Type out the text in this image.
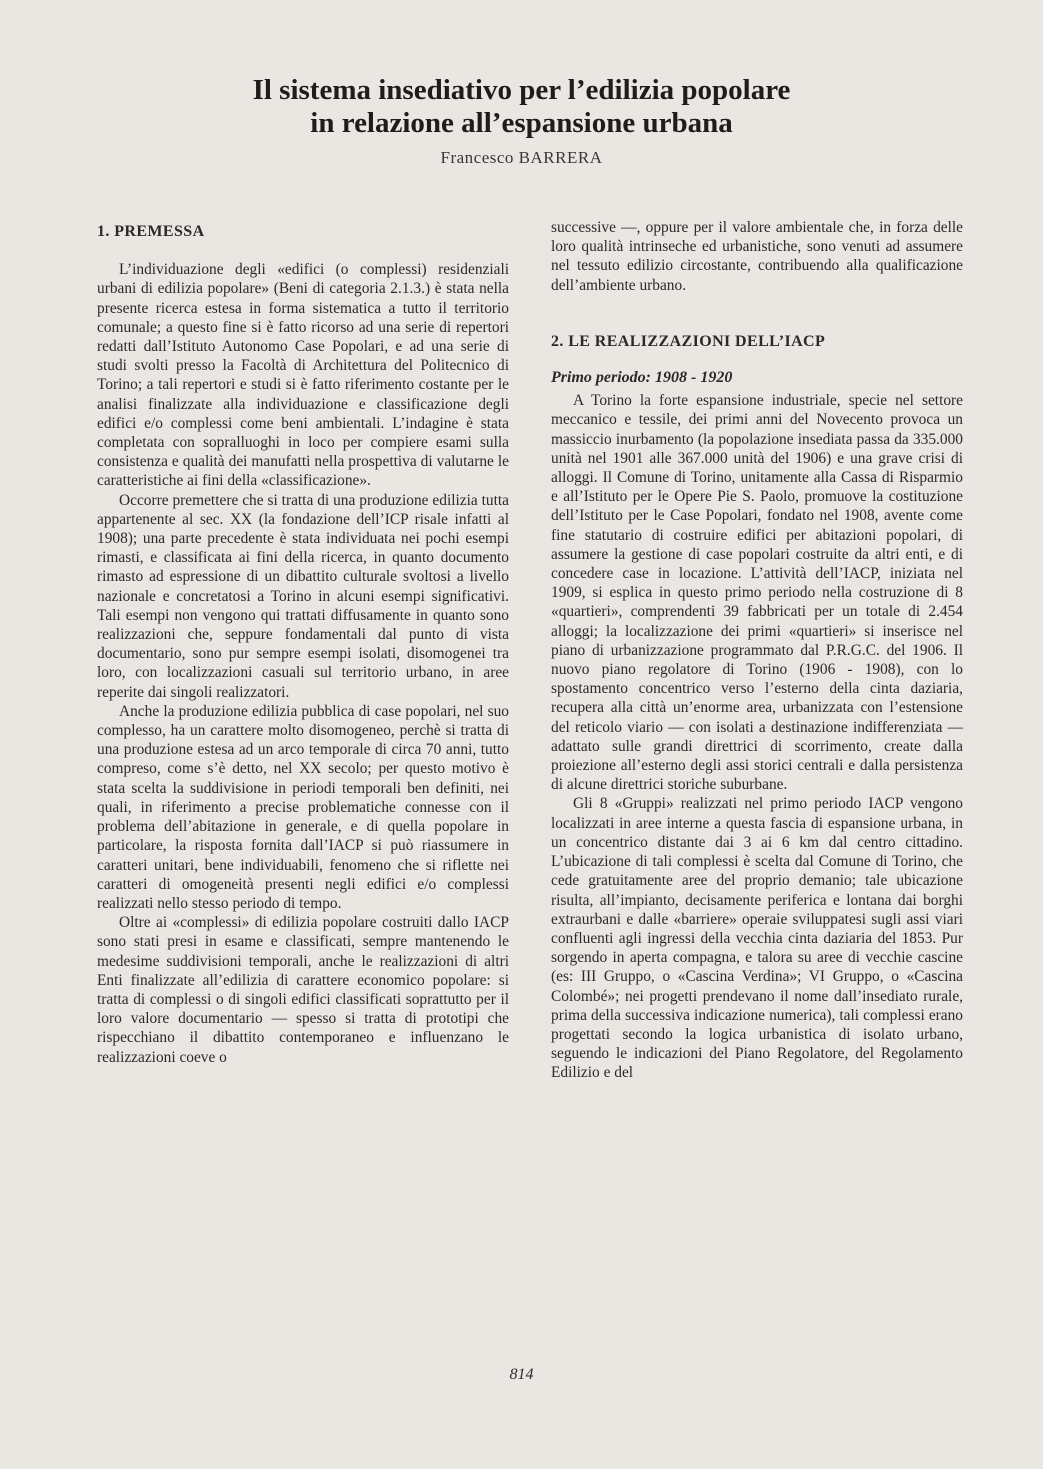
Il sistema insediativo per l’edilizia popolare
in relazione all’espansione urbana
Francesco BARRERA
1. PREMESSA

L’individuazione degli «edifici (o complessi) residenziali urbani di edilizia popolare» (Beni di categoria 2.1.3.) è stata nella presente ricerca estesa in forma sistematica a tutto il territorio comunale; a questo fine si è fatto ricorso ad una serie di repertori redatti dall’Istituto Autonomo Case Popolari, e ad una serie di studi svolti presso la Facoltà di Architettura del Politecnico di Torino; a tali repertori e studi si è fatto riferimento costante per le analisi finalizzate alla individuazione e classificazione degli edifici e/o complessi come beni ambientali. L’indagine è stata completata con sopralluoghi in loco per compiere esami sulla consistenza e qualità dei manufatti nella prospettiva di valutarne le caratteristiche ai fini della «classificazione».

Occorre premettere che si tratta di una produzione edilizia tutta appartenente al sec. XX (la fondazione dell’ICP risale infatti al 1908); una parte precedente è stata individuata nei pochi esempi rimasti, e classificata ai fini della ricerca, in quanto documento rimasto ad espressione di un dibattito culturale svoltosi a livello nazionale e concretatosi a Torino in alcuni esempi significativi. Tali esempi non vengono qui trattati diffusamente in quanto sono realizzazioni che, seppure fondamentali dal punto di vista documentario, sono pur sempre esempi isolati, disomogenei tra loro, con localizzazioni casuali sul territorio urbano, in aree reperite dai singoli realizzatori.

Anche la produzione edilizia pubblica di case popolari, nel suo complesso, ha un carattere molto disomogeneo, perchè si tratta di una produzione estesa ad un arco temporale di circa 70 anni, tutto compreso, come s’è detto, nel XX secolo; per questo motivo è stata scelta la suddivisione in periodi temporali ben definiti, nei quali, in riferimento a precise problematiche connesse con il problema dell’abitazione in generale, e di quella popolare in particolare, la risposta fornita dall’IACP si può riassumere in caratteri unitari, bene individuabili, fenomeno che si riflette nei caratteri di omogeneità presenti negli edifici e/o complessi realizzati nello stesso periodo di tempo.

Oltre ai «complessi» di edilizia popolare costruiti dallo IACP sono stati presi in esame e classificati, sempre mantenendo le medesime suddivisioni temporali, anche le realizzazioni di altri Enti finalizzate all’edilizia di carattere economico popolare: si tratta di complessi o di singoli edifici classificati soprattutto per il loro valore documentario — spesso si tratta di prototipi che rispecchiano il dibattito contemporaneo e influenzano le realizzazioni coeve o

successive —, oppure per il valore ambientale che, in forza delle loro qualità intrinseche ed urbanistiche, sono venuti ad assumere nel tessuto edilizio circostante, contribuendo alla qualificazione dell’ambiente urbano.

2. LE REALIZZAZIONI DELL’IACP
Primo periodo: 1908 - 1920

A Torino la forte espansione industriale, specie nel settore meccanico e tessile, dei primi anni del Novecento provoca un massiccio inurbamento (la popolazione insediata passa da 335.000 unità nel 1901 alle 367.000 unità del 1906) e una grave crisi di alloggi. Il Comune di Torino, unitamente alla Cassa di Risparmio e all’Istituto per le Opere Pie S. Paolo, promuove la costituzione dell’Istituto per le Case Popolari, fondato nel 1908, avente come fine statutario di costruire edifici per abitazioni popolari, di assumere la gestione di case popolari costruite da altri enti, e di concedere case in locazione. L’attività dell’IACP, iniziata nel 1909, si esplica in questo primo periodo nella costruzione di 8 «quartieri», comprendenti 39 fabbricati per un totale di 2.454 alloggi; la localizzazione dei primi «quartieri» si inserisce nel piano di urbanizzazione programmato dal P.R.G.C. del 1906. Il nuovo piano regolatore di Torino (1906 - 1908), con lo spostamento concentrico verso l’esterno della cinta daziaria, recupera alla città un’enorme area, urbanizzata con l’estensione del reticolo viario — con isolati a destinazione indifferenziata — adattato sulle grandi direttrici di scorrimento, create dalla proiezione all’esterno degli assi storici centrali e dalla persistenza di alcune direttrici storiche suburbane.

Gli 8 «Gruppi» realizzati nel primo periodo IACP vengono localizzati in aree interne a questa fascia di espansione urbana, in un concentrico distante dai 3 ai 6 km dal centro cittadino. L’ubicazione di tali complessi è scelta dal Comune di Torino, che cede gratuitamente aree del proprio demanio; tale ubicazione risulta, all’impianto, decisamente periferica e lontana dai borghi extraurbani e dalle «barriere» operaie sviluppatesi sugli assi viari confluenti agli ingressi della vecchia cinta daziaria del 1853. Pur sorgendo in aperta compagna, e talora su aree di vecchie cascine (es: III Gruppo, o «Cascina Verdina»; VI Gruppo, o «Cascina Colombé»; nei progetti prendevano il nome dall’insediato rurale, prima della successiva indicazione numerica), tali complessi erano progettati secondo la logica urbanistica di isolato urbano, seguendo le indicazioni del Piano Regolatore, del Regolamento Edilizio e del

814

§ §

_TASK TO COMPLETE:_ Write every entry out again exactly, dropping the pictures.

_WRITTEN SOLUTION:_
Type out the text in this image.
Il sistema insediativo per l’edilizia popolare
in relazione all’espansione urbana
Francesco BARRERA
1. PREMESSA

L’individuazione degli «edifici (o complessi) residenziali urbani di edilizia popolare» (Beni di categoria 2.1.3.) è stata nella presente ricerca estesa in forma sistematica a tutto il territorio comunale; a questo fine si è fatto ricorso ad una serie di repertori redatti dall’Istituto Autonomo Case Popolari, e ad una serie di studi svolti presso la Facoltà di Architettura del Politecnico di Torino; a tali repertori e studi si è fatto riferimento costante per le analisi finalizzate alla individuazione e classificazione degli edifici e/o complessi come beni ambientali. L’indagine è stata completata con sopralluoghi in loco per compiere esami sulla consistenza e qualità dei manufatti nella prospettiva di valutarne le caratteristiche ai fini della «classificazione».

Occorre premettere che si tratta di una produzione edilizia tutta appartenente al sec. XX (la fondazione dell’ICP risale infatti al 1908); una parte precedente è stata individuata nei pochi esempi rimasti, e classificata ai fini della ricerca, in quanto documento rimasto ad espressione di un dibattito culturale svoltosi a livello nazionale e concretatosi a Torino in alcuni esempi significativi. Tali esempi non vengono qui trattati diffusamente in quanto sono realizzazioni che, seppure fondamentali dal punto di vista documentario, sono pur sempre esempi isolati, disomogenei tra loro, con localizzazioni casuali sul territorio urbano, in aree reperite dai singoli realizzatori.

Anche la produzione edilizia pubblica di case popolari, nel suo complesso, ha un carattere molto disomogeneo, perchè si tratta di una produzione estesa ad un arco temporale di circa 70 anni, tutto compreso, come s’è detto, nel XX secolo; per questo motivo è stata scelta la suddivisione in periodi temporali ben definiti, nei quali, in riferimento a precise problematiche connesse con il problema dell’abitazione in generale, e di quella popolare in particolare, la risposta fornita dall’IACP si può riassumere in caratteri unitari, bene individuabili, fenomeno che si riflette nei caratteri di omogeneità presenti negli edifici e/o complessi realizzati nello stesso periodo di tempo.

Oltre ai «complessi» di edilizia popolare costruiti dallo IACP sono stati presi in esame e classificati, sempre mantenendo le medesime suddivisioni temporali, anche le realizzazioni di altri Enti finalizzate all’edilizia di carattere economico popolare: si tratta di complessi o di singoli edifici classificati soprattutto per il loro valore documentario — spesso si tratta di prototipi che rispecchiano il dibattito contemporaneo e influenzano le realizzazioni coeve o

successive —, oppure per il valore ambientale che, in forza delle loro qualità intrinseche ed urbanistiche, sono venuti ad assumere nel tessuto edilizio circostante, contribuendo alla qualificazione dell’ambiente urbano.

2. LE REALIZZAZIONI DELL’IACP
Primo periodo: 1908 - 1920

A Torino la forte espansione industriale, specie nel settore meccanico e tessile, dei primi anni del Novecento provoca un massiccio inurbamento (la popolazione insediata passa da 335.000 unità nel 1901 alle 367.000 unità del 1906) e una grave crisi di alloggi. Il Comune di Torino, unitamente alla Cassa di Risparmio e all’Istituto per le Opere Pie S. Paolo, promuove la costituzione dell’Istituto per le Case Popolari, fondato nel 1908, avente come fine statutario di costruire edifici per abitazioni popolari, di assumere la gestione di case popolari costruite da altri enti, e di concedere case in locazione. L’attività dell’IACP, iniziata nel 1909, si esplica in questo primo periodo nella costruzione di 8 «quartieri», comprendenti 39 fabbricati per un totale di 2.454 alloggi; la localizzazione dei primi «quartieri» si inserisce nel piano di urbanizzazione programmato dal P.R.G.C. del 1906. Il nuovo piano regolatore di Torino (1906 - 1908), con lo spostamento concentrico verso l’esterno della cinta daziaria, recupera alla città un’enorme area, urbanizzata con l’estensione del reticolo viario — con isolati a destinazione indifferenziata — adattato sulle grandi direttrici di scorrimento, create dalla proiezione all’esterno degli assi storici centrali e dalla persistenza di alcune direttrici storiche suburbane.

Gli 8 «Gruppi» realizzati nel primo periodo IACP vengono localizzati in aree interne a questa fascia di espansione urbana, in un concentrico distante dai 3 ai 6 km dal centro cittadino. L’ubicazione di tali complessi è scelta dal Comune di Torino, che cede gratuitamente aree del proprio demanio; tale ubicazione risulta, all’impianto, decisamente periferica e lontana dai borghi extraurbani e dalle «barriere» operaie sviluppatesi sugli assi viari confluenti agli ingressi della vecchia cinta daziaria del 1853. Pur sorgendo in aperta compagna, e talora su aree di vecchie cascine (es: III Gruppo, o «Cascina Verdina»; VI Gruppo, o «Cascina Colombé»; nei progetti prendevano il nome dall’insediato rurale, prima della successiva indicazione numerica), tali complessi erano progettati secondo la logica urbanistica di isolato urbano, seguendo le indicazioni del Piano Regolatore, del Regolamento Edilizio e del

814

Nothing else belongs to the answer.